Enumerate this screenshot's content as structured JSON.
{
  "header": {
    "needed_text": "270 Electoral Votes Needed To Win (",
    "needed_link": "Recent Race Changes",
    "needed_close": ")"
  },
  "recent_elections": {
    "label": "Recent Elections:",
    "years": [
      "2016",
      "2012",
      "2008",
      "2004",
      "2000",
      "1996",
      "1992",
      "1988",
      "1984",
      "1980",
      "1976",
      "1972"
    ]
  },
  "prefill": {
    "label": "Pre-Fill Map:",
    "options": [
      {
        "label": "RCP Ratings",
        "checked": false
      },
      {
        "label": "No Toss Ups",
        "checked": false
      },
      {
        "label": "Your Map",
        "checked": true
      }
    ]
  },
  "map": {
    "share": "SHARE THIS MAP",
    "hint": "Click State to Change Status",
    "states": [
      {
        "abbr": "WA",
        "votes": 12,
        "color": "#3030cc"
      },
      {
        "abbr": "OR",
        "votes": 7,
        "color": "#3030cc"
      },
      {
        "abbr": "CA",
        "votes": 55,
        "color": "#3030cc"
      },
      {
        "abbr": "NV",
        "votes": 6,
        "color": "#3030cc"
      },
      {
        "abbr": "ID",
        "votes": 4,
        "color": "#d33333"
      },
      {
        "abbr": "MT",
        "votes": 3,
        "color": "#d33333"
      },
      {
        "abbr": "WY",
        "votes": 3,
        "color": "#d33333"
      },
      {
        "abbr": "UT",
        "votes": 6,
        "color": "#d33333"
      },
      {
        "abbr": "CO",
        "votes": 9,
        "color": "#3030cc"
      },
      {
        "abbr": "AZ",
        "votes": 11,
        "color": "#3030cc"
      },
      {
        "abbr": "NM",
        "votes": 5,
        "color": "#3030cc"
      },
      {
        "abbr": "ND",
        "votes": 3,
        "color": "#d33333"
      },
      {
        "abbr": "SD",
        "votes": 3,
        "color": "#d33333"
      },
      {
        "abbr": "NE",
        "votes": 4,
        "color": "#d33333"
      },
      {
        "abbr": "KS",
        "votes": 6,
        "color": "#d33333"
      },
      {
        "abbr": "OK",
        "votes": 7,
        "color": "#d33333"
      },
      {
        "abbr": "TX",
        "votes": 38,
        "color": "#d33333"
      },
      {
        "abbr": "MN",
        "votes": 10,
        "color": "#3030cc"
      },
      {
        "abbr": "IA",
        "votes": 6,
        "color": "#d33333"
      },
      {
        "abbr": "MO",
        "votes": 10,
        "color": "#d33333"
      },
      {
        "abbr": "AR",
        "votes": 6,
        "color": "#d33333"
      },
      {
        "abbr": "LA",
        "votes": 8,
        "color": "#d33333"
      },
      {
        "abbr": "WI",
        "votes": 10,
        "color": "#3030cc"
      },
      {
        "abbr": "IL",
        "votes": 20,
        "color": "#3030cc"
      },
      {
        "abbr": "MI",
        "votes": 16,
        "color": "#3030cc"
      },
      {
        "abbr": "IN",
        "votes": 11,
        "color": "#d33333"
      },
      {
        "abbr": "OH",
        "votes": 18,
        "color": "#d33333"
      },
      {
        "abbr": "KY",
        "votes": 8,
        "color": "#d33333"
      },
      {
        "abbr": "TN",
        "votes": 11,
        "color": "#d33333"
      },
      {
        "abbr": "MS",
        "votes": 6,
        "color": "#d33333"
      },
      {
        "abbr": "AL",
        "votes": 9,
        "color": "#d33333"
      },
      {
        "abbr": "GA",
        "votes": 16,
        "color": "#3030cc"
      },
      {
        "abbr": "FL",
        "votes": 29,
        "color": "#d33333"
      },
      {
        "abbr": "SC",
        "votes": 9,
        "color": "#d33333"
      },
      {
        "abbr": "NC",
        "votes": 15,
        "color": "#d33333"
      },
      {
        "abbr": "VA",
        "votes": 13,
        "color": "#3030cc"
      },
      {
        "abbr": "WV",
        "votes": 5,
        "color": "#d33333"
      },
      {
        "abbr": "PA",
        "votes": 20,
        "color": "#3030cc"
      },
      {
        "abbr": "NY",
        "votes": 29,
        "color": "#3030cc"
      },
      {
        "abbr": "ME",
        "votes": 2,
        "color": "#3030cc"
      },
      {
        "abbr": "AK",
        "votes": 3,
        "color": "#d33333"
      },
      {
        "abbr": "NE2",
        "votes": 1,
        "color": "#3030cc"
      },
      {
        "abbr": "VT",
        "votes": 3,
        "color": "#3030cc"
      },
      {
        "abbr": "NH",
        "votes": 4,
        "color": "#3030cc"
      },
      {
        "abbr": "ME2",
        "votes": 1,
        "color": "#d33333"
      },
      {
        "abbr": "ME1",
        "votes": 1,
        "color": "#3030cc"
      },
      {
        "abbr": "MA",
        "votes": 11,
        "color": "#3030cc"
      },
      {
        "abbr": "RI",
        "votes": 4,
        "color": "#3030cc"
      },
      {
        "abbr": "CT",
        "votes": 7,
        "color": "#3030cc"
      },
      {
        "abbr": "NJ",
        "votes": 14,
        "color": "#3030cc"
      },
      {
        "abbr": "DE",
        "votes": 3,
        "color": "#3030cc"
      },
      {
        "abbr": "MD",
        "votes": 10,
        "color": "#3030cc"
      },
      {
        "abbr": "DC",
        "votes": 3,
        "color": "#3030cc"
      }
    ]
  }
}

Set task
Sift through the entries and copy every line with "label".

Worked solution
    "label": "Recent Elections:",
    "label": "Pre-Fill Map:",
        "label": "RCP Ratings",
        "label": "No Toss Ups",
        "label": "Your Map",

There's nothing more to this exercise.